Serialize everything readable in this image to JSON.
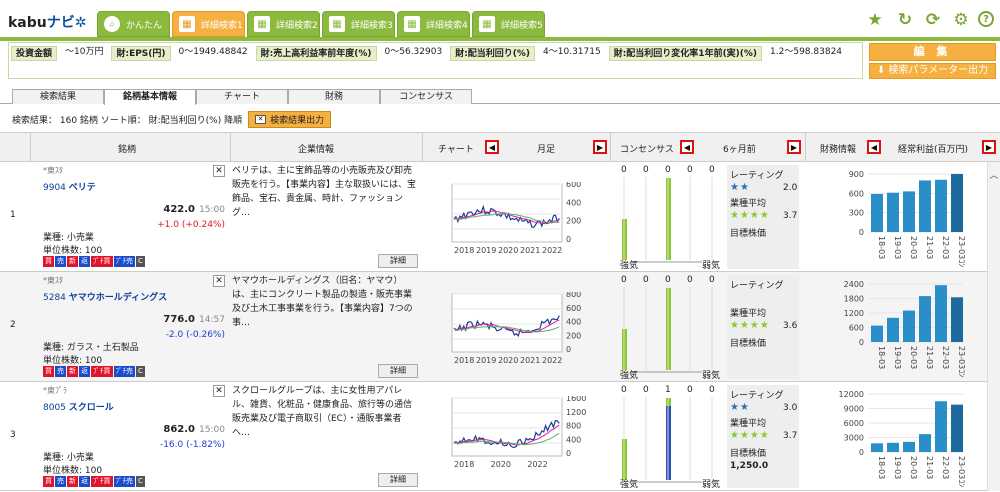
{
  "app": {
    "logo_text": "kabu",
    "logo_navi": "ナビ"
  },
  "tabs": [
    {
      "label": "かんたん",
      "icon": "search-icon"
    },
    {
      "label": "詳細検索1",
      "icon": "calendar-icon",
      "active": true
    },
    {
      "label": "詳細検索2",
      "icon": "calendar-icon"
    },
    {
      "label": "詳細検索3",
      "icon": "calendar-icon"
    },
    {
      "label": "詳細検索4",
      "icon": "calendar-icon"
    },
    {
      "label": "詳細検索5",
      "icon": "calendar-icon"
    }
  ],
  "top_icons": [
    "star-icon",
    "reload-icon",
    "refresh-icon",
    "gear-icon",
    "help-icon"
  ],
  "params": [
    {
      "label": "投資金額",
      "value": "〜10万円"
    },
    {
      "label": "財:EPS(円)",
      "value": "0〜1949.48842"
    },
    {
      "label": "財:売上高利益率前年度(%)",
      "value": "0〜56.32903"
    },
    {
      "label": "財:配当利回り(%)",
      "value": "4〜10.31715"
    },
    {
      "label": "財:配当利回り変化率1年前(実)(%)",
      "value": "1.2〜598.83824"
    }
  ],
  "buttons": {
    "edit": "編 集",
    "export_params": "検索パラメーター出力",
    "export_results": "検索結果出力"
  },
  "subtabs": [
    "検索結果",
    "銘柄基本情報",
    "チャート",
    "財務",
    "コンセンサス"
  ],
  "result_summary": "検索結果： 160 銘柄  ソート順： 財:配当利回り(%) 降順",
  "headers": {
    "stock": "銘柄",
    "company": "企業情報",
    "chart": "チャート",
    "chart_period": "月足",
    "consensus": "コンセンサス",
    "consensus_period": "6ヶ月前",
    "financial": "財務情報",
    "financial_metric": "経常利益(百万円)"
  },
  "colors": {
    "accent_green": "#8cba3f",
    "accent_orange": "#f6b040",
    "bar_blue": "#2a8ec9",
    "bar_dark": "#1e6a9f",
    "up_red": "#e0152a",
    "down_blue": "#1a3ccc"
  },
  "rows": [
    {
      "num": "1",
      "market": "*東ｽﾀ",
      "code": "9904",
      "name": "ベリテ",
      "price": "422.0",
      "time": "15:00",
      "change": "+1.0",
      "change_pct": "(+0.24%)",
      "direction": "up",
      "industry": "業種: 小売業",
      "unit": "単位株数: 100",
      "badges": [
        "買",
        "売",
        "新",
        "返",
        "ﾌﾟﾁ買",
        "ﾌﾟﾁ売",
        "C"
      ],
      "desc": "ベリテは、主に宝飾品等の小売販売及び卸売販売を行う。【事業内容】主な取扱いには、宝飾品、宝石、貴金属、時計、ファッショング…",
      "detail": "詳細",
      "chart_years": [
        "2018",
        "2019",
        "2020",
        "2021",
        "2022"
      ],
      "chart_yticks": [
        "600",
        "400",
        "200",
        "0"
      ],
      "consensus_values": [
        "0",
        "0",
        "0",
        "0",
        "0"
      ],
      "consensus_bars": [
        0.5,
        0,
        1,
        0,
        0
      ],
      "weak": "強気",
      "strong": "弱気",
      "rating": {
        "label": "レーティング",
        "stars1": 2,
        "val1": "2.0",
        "avg_label": "業種平均",
        "stars2": 4,
        "val2": "3.7",
        "target": "目標株価",
        "target_val": ""
      },
      "fin_yticks": [
        "900",
        "600",
        "300",
        "0"
      ],
      "fin_cats": [
        "18-03",
        "19-03",
        "20-03",
        "21-03",
        "22-03",
        "23-03ｺﾝ"
      ],
      "fin_values": [
        590,
        610,
        630,
        800,
        810,
        900
      ]
    },
    {
      "num": "2",
      "market": "*東ｽﾀ",
      "code": "5284",
      "name": "ヤマウホールディングス",
      "price": "776.0",
      "time": "14:57",
      "change": "-2.0",
      "change_pct": "(-0.26%)",
      "direction": "down",
      "industry": "業種: ガラス・土石製品",
      "unit": "単位株数: 100",
      "badges": [
        "買",
        "売",
        "新",
        "返",
        "ﾌﾟﾁ買",
        "ﾌﾟﾁ売",
        "C"
      ],
      "desc": "ヤマウホールディングス（旧名：ヤマウ）は、主にコンクリート製品の製造・販売事業及び土木工事事業を行う。【事業内容】7つの事…",
      "detail": "詳細",
      "chart_years": [
        "2018",
        "2019",
        "2020",
        "2021",
        "2022"
      ],
      "chart_yticks": [
        "800",
        "600",
        "400",
        "200",
        "0"
      ],
      "consensus_values": [
        "0",
        "0",
        "0",
        "0",
        "0"
      ],
      "consensus_bars": [
        0.5,
        0,
        1,
        0,
        0
      ],
      "weak": "強気",
      "strong": "弱気",
      "rating": {
        "label": "レーティング",
        "stars1": 0,
        "val1": "",
        "avg_label": "業種平均",
        "stars2": 4,
        "val2": "3.6",
        "target": "目標株価",
        "target_val": ""
      },
      "fin_yticks": [
        "2400",
        "1800",
        "1200",
        "600",
        "0"
      ],
      "fin_cats": [
        "18-03",
        "19-03",
        "20-03",
        "21-03",
        "22-03",
        "23-03ｺﾝ"
      ],
      "fin_values": [
        680,
        1000,
        1300,
        1900,
        2350,
        1850
      ]
    },
    {
      "num": "3",
      "market": "*東ﾌﾟﾗ",
      "code": "8005",
      "name": "スクロール",
      "price": "862.0",
      "time": "15:00",
      "change": "-16.0",
      "change_pct": "(-1.82%)",
      "direction": "down",
      "industry": "業種: 小売業",
      "unit": "単位株数: 100",
      "badges": [
        "買",
        "売",
        "新",
        "返",
        "ﾌﾟﾁ買",
        "ﾌﾟﾁ売",
        "C"
      ],
      "desc": "スクロールグループは、主に女性用アパレル、雑貨、化粧品・健康食品、旅行等の通信販売業及び電子商取引（EC）・通販事業者へ…",
      "detail": "詳細",
      "chart_years": [
        "2018",
        "2020",
        "2022"
      ],
      "chart_yticks": [
        "1600",
        "1200",
        "800",
        "400",
        "0"
      ],
      "consensus_values": [
        "0",
        "0",
        "1",
        "0",
        "0"
      ],
      "consensus_bars": [
        0.5,
        0,
        1,
        0,
        0
      ],
      "weak": "強気",
      "strong": "弱気",
      "rating": {
        "label": "レーティング",
        "stars1": 2,
        "val1": "3.0",
        "avg_label": "業種平均",
        "stars2": 4,
        "val2": "3.7",
        "target": "目標株価",
        "target_val": "1,250.0"
      },
      "fin_yticks": [
        "12000",
        "9000",
        "6000",
        "3000",
        "0"
      ],
      "fin_cats": [
        "18-03",
        "19-03",
        "20-03",
        "21-03",
        "22-03",
        "23-03ｺﾝ"
      ],
      "fin_values": [
        1800,
        1900,
        2100,
        3700,
        10500,
        9800
      ]
    }
  ]
}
■ ■ ■ ■
Give the data again exactly as written, with all pictures left out.

Serialize everything readable in this image to JSON.
{
  "app": {
    "logo_text": "kabu",
    "logo_navi": "ナビ"
  },
  "tabs": [
    {
      "label": "かんたん",
      "icon": "search-icon"
    },
    {
      "label": "詳細検索1",
      "icon": "calendar-icon",
      "active": true
    },
    {
      "label": "詳細検索2",
      "icon": "calendar-icon"
    },
    {
      "label": "詳細検索3",
      "icon": "calendar-icon"
    },
    {
      "label": "詳細検索4",
      "icon": "calendar-icon"
    },
    {
      "label": "詳細検索5",
      "icon": "calendar-icon"
    }
  ],
  "top_icons": [
    "star-icon",
    "reload-icon",
    "refresh-icon",
    "gear-icon",
    "help-icon"
  ],
  "params": [
    {
      "label": "投資金額",
      "value": "〜10万円"
    },
    {
      "label": "財:EPS(円)",
      "value": "0〜1949.48842"
    },
    {
      "label": "財:売上高利益率前年度(%)",
      "value": "0〜56.32903"
    },
    {
      "label": "財:配当利回り(%)",
      "value": "4〜10.31715"
    },
    {
      "label": "財:配当利回り変化率1年前(実)(%)",
      "value": "1.2〜598.83824"
    }
  ],
  "buttons": {
    "edit": "編 集",
    "export_params": "検索パラメーター出力",
    "export_results": "検索結果出力"
  },
  "subtabs": [
    "検索結果",
    "銘柄基本情報",
    "チャート",
    "財務",
    "コンセンサス"
  ],
  "result_summary": "検索結果： 160 銘柄  ソート順： 財:配当利回り(%) 降順",
  "headers": {
    "stock": "銘柄",
    "company": "企業情報",
    "chart": "チャート",
    "chart_period": "月足",
    "consensus": "コンセンサス",
    "consensus_period": "6ヶ月前",
    "financial": "財務情報",
    "financial_metric": "経常利益(百万円)"
  },
  "colors": {
    "accent_green": "#8cba3f",
    "accent_orange": "#f6b040",
    "bar_blue": "#2a8ec9",
    "bar_dark": "#1e6a9f",
    "up_red": "#e0152a",
    "down_blue": "#1a3ccc"
  },
  "rows": [
    {
      "num": "1",
      "market": "*東ｽﾀ",
      "code": "9904",
      "name": "ベリテ",
      "price": "422.0",
      "time": "15:00",
      "change": "+1.0",
      "change_pct": "(+0.24%)",
      "direction": "up",
      "industry": "業種: 小売業",
      "unit": "単位株数: 100",
      "badges": [
        "買",
        "売",
        "新",
        "返",
        "ﾌﾟﾁ買",
        "ﾌﾟﾁ売",
        "C"
      ],
      "desc": "ベリテは、主に宝飾品等の小売販売及び卸売販売を行う。【事業内容】主な取扱いには、宝飾品、宝石、貴金属、時計、ファッショング…",
      "detail": "詳細",
      "chart_years": [
        "2018",
        "2019",
        "2020",
        "2021",
        "2022"
      ],
      "chart_yticks": [
        "600",
        "400",
        "200",
        "0"
      ],
      "consensus_values": [
        "0",
        "0",
        "0",
        "0",
        "0"
      ],
      "consensus_bars": [
        0.5,
        0,
        1,
        0,
        0
      ],
      "weak": "強気",
      "strong": "弱気",
      "rating": {
        "label": "レーティング",
        "stars1": 2,
        "val1": "2.0",
        "avg_label": "業種平均",
        "stars2": 4,
        "val2": "3.7",
        "target": "目標株価",
        "target_val": ""
      },
      "fin_yticks": [
        "900",
        "600",
        "300",
        "0"
      ],
      "fin_cats": [
        "18-03",
        "19-03",
        "20-03",
        "21-03",
        "22-03",
        "23-03ｺﾝ"
      ],
      "fin_values": [
        590,
        610,
        630,
        800,
        810,
        900
      ]
    },
    {
      "num": "2",
      "market": "*東ｽﾀ",
      "code": "5284",
      "name": "ヤマウホールディングス",
      "price": "776.0",
      "time": "14:57",
      "change": "-2.0",
      "change_pct": "(-0.26%)",
      "direction": "down",
      "industry": "業種: ガラス・土石製品",
      "unit": "単位株数: 100",
      "badges": [
        "買",
        "売",
        "新",
        "返",
        "ﾌﾟﾁ買",
        "ﾌﾟﾁ売",
        "C"
      ],
      "desc": "ヤマウホールディングス（旧名：ヤマウ）は、主にコンクリート製品の製造・販売事業及び土木工事事業を行う。【事業内容】7つの事…",
      "detail": "詳細",
      "chart_years": [
        "2018",
        "2019",
        "2020",
        "2021",
        "2022"
      ],
      "chart_yticks": [
        "800",
        "600",
        "400",
        "200",
        "0"
      ],
      "consensus_values": [
        "0",
        "0",
        "0",
        "0",
        "0"
      ],
      "consensus_bars": [
        0.5,
        0,
        1,
        0,
        0
      ],
      "weak": "強気",
      "strong": "弱気",
      "rating": {
        "label": "レーティング",
        "stars1": 0,
        "val1": "",
        "avg_label": "業種平均",
        "stars2": 4,
        "val2": "3.6",
        "target": "目標株価",
        "target_val": ""
      },
      "fin_yticks": [
        "2400",
        "1800",
        "1200",
        "600",
        "0"
      ],
      "fin_cats": [
        "18-03",
        "19-03",
        "20-03",
        "21-03",
        "22-03",
        "23-03ｺﾝ"
      ],
      "fin_values": [
        680,
        1000,
        1300,
        1900,
        2350,
        1850
      ]
    },
    {
      "num": "3",
      "market": "*東ﾌﾟﾗ",
      "code": "8005",
      "name": "スクロール",
      "price": "862.0",
      "time": "15:00",
      "change": "-16.0",
      "change_pct": "(-1.82%)",
      "direction": "down",
      "industry": "業種: 小売業",
      "unit": "単位株数: 100",
      "badges": [
        "買",
        "売",
        "新",
        "返",
        "ﾌﾟﾁ買",
        "ﾌﾟﾁ売",
        "C"
      ],
      "desc": "スクロールグループは、主に女性用アパレル、雑貨、化粧品・健康食品、旅行等の通信販売業及び電子商取引（EC）・通販事業者へ…",
      "detail": "詳細",
      "chart_years": [
        "2018",
        "2020",
        "2022"
      ],
      "chart_yticks": [
        "1600",
        "1200",
        "800",
        "400",
        "0"
      ],
      "consensus_values": [
        "0",
        "0",
        "1",
        "0",
        "0"
      ],
      "consensus_bars": [
        0.5,
        0,
        1,
        0,
        0
      ],
      "weak": "強気",
      "strong": "弱気",
      "rating": {
        "label": "レーティング",
        "stars1": 2,
        "val1": "3.0",
        "avg_label": "業種平均",
        "stars2": 4,
        "val2": "3.7",
        "target": "目標株価",
        "target_val": "1,250.0"
      },
      "fin_yticks": [
        "12000",
        "9000",
        "6000",
        "3000",
        "0"
      ],
      "fin_cats": [
        "18-03",
        "19-03",
        "20-03",
        "21-03",
        "22-03",
        "23-03ｺﾝ"
      ],
      "fin_values": [
        1800,
        1900,
        2100,
        3700,
        10500,
        9800
      ]
    }
  ]
}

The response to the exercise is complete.